▸ **Job**
Only the lines from the one containing "Decode this image" through the end of the data below should be copied, each exactly as written and with both ends kept.

▸ **Figure content listings**
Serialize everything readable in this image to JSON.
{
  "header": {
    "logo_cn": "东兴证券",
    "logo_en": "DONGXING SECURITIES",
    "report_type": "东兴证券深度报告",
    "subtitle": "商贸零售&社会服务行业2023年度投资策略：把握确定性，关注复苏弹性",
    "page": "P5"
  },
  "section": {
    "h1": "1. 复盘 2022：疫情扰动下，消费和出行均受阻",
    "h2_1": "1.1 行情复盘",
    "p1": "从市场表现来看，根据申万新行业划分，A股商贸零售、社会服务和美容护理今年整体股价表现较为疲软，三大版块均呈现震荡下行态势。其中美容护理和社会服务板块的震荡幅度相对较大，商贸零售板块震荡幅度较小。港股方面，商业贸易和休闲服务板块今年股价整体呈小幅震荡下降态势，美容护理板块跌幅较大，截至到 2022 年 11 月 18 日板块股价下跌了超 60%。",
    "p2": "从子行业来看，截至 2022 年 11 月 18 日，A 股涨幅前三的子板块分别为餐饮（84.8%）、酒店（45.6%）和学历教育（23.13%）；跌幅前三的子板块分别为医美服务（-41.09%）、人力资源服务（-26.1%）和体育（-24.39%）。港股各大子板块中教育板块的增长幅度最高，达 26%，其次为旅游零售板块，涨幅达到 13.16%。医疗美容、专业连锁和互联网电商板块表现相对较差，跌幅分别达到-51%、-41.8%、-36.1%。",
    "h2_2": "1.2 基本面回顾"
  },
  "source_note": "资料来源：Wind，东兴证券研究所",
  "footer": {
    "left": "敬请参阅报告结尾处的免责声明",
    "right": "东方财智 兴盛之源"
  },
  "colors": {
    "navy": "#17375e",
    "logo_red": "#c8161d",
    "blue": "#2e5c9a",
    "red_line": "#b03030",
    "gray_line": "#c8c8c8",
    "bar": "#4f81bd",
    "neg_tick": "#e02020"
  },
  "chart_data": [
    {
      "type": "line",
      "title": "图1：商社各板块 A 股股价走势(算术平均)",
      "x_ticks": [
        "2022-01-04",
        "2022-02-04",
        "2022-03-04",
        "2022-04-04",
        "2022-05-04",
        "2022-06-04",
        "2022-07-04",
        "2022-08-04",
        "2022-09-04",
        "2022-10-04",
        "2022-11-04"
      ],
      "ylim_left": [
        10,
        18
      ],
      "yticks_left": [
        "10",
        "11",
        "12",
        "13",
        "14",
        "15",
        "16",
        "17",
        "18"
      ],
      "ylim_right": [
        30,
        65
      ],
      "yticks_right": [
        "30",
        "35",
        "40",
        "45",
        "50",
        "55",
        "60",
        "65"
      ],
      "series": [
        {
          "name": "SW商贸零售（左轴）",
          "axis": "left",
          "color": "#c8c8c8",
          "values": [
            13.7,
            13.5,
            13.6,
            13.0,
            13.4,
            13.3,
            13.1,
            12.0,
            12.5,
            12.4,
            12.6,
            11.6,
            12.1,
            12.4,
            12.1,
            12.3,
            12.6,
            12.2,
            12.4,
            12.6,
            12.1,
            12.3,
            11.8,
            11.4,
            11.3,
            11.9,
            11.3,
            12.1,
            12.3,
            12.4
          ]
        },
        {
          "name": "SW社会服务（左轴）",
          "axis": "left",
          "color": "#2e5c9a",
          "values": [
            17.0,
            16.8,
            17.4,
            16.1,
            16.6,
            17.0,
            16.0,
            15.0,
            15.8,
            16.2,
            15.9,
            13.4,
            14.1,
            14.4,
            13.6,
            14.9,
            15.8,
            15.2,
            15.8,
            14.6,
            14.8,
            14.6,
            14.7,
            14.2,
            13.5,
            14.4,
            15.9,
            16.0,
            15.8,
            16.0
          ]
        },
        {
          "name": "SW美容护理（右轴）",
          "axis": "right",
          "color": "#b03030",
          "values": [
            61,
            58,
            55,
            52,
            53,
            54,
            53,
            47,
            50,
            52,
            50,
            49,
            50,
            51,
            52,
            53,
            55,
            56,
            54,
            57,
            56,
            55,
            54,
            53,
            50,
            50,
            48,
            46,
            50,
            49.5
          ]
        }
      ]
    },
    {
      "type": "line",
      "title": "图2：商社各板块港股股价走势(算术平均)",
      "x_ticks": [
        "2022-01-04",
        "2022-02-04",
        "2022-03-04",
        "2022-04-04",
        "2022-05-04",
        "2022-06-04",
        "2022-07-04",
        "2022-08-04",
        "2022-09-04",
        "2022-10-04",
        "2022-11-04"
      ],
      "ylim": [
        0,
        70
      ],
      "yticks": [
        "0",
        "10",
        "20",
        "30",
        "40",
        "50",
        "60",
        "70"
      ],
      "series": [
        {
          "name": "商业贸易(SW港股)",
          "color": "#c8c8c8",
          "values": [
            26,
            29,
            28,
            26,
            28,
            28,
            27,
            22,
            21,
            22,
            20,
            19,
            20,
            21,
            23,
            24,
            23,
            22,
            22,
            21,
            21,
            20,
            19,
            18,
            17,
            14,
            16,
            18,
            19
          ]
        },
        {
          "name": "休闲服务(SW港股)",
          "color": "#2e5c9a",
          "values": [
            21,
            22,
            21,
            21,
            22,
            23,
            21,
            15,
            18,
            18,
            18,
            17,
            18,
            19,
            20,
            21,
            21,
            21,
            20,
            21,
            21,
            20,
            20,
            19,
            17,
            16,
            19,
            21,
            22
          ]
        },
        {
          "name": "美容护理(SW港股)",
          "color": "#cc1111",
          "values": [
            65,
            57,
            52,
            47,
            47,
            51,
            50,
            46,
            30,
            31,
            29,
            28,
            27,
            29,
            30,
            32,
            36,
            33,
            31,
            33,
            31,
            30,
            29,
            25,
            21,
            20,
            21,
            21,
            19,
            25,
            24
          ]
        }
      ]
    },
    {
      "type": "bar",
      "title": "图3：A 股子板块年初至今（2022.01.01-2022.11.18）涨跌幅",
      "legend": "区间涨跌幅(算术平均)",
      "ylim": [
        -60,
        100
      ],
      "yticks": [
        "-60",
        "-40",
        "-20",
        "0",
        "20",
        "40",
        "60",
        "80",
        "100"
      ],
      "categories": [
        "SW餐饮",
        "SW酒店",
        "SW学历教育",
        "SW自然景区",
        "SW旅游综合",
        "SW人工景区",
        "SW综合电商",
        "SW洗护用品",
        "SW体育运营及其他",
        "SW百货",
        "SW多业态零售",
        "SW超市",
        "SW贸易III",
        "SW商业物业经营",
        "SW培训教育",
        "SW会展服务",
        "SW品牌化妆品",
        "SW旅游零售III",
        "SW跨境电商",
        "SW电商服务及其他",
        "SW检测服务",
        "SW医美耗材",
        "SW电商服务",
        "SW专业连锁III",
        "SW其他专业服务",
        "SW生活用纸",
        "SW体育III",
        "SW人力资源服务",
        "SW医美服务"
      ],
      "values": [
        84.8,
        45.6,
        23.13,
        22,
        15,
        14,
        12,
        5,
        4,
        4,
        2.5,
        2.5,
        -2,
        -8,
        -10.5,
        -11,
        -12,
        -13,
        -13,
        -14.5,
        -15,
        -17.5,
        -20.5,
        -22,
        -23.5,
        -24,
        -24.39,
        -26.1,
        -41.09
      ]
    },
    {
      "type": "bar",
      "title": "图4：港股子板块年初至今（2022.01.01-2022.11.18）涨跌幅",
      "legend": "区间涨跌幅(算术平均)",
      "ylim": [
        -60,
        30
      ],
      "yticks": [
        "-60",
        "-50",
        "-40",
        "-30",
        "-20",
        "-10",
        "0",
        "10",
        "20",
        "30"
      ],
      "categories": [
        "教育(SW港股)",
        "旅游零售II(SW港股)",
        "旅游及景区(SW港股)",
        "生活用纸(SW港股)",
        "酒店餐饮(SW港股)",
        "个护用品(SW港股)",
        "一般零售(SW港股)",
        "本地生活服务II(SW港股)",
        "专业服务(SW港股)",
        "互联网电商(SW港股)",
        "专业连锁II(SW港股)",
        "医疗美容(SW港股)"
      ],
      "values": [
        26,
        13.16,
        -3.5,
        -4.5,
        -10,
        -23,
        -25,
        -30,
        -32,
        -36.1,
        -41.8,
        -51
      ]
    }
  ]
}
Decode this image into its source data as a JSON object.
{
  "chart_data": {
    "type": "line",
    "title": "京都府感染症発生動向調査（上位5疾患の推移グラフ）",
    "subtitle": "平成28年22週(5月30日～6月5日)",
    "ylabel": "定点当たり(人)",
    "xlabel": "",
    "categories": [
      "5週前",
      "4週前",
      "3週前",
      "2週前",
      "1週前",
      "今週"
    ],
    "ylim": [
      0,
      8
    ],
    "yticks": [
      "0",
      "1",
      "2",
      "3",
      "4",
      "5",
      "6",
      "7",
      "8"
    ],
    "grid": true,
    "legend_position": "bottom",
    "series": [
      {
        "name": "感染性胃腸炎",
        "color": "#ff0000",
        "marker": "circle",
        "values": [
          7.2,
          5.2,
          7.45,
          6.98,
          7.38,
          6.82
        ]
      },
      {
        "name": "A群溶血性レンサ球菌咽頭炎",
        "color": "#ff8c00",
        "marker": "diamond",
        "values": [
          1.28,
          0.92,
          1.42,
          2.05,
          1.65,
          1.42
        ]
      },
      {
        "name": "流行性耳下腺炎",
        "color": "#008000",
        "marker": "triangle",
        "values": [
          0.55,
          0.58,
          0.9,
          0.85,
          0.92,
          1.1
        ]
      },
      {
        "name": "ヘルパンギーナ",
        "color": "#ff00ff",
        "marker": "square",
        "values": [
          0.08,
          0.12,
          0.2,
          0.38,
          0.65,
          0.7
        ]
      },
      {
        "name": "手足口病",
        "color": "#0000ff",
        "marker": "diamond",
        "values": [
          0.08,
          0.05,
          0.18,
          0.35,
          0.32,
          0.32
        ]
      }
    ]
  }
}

▸ **Exercise solution**
Decode this image into its source data as a JSON object.
{
  "chart_data": {
    "type": "line",
    "title": "京都府感染症発生動向調査（上位5疾患の推移グラフ）",
    "subtitle": "平成28年22週(5月30日～6月5日)",
    "ylabel": "定点当たり(人)",
    "xlabel": "",
    "categories": [
      "5週前",
      "4週前",
      "3週前",
      "2週前",
      "1週前",
      "今週"
    ],
    "ylim": [
      0,
      8
    ],
    "yticks": [
      "0",
      "1",
      "2",
      "3",
      "4",
      "5",
      "6",
      "7",
      "8"
    ],
    "grid": true,
    "legend_position": "bottom",
    "series": [
      {
        "name": "感染性胃腸炎",
        "color": "#ff0000",
        "marker": "circle",
        "values": [
          7.2,
          5.2,
          7.45,
          6.98,
          7.38,
          6.82
        ]
      },
      {
        "name": "A群溶血性レンサ球菌咽頭炎",
        "color": "#ff8c00",
        "marker": "diamond",
        "values": [
          1.28,
          0.92,
          1.42,
          2.05,
          1.65,
          1.42
        ]
      },
      {
        "name": "流行性耳下腺炎",
        "color": "#008000",
        "marker": "triangle",
        "values": [
          0.55,
          0.58,
          0.9,
          0.85,
          0.92,
          1.1
        ]
      },
      {
        "name": "ヘルパンギーナ",
        "color": "#ff00ff",
        "marker": "square",
        "values": [
          0.08,
          0.12,
          0.2,
          0.38,
          0.65,
          0.7
        ]
      },
      {
        "name": "手足口病",
        "color": "#0000ff",
        "marker": "diamond",
        "values": [
          0.08,
          0.05,
          0.18,
          0.35,
          0.32,
          0.32
        ]
      }
    ]
  }
}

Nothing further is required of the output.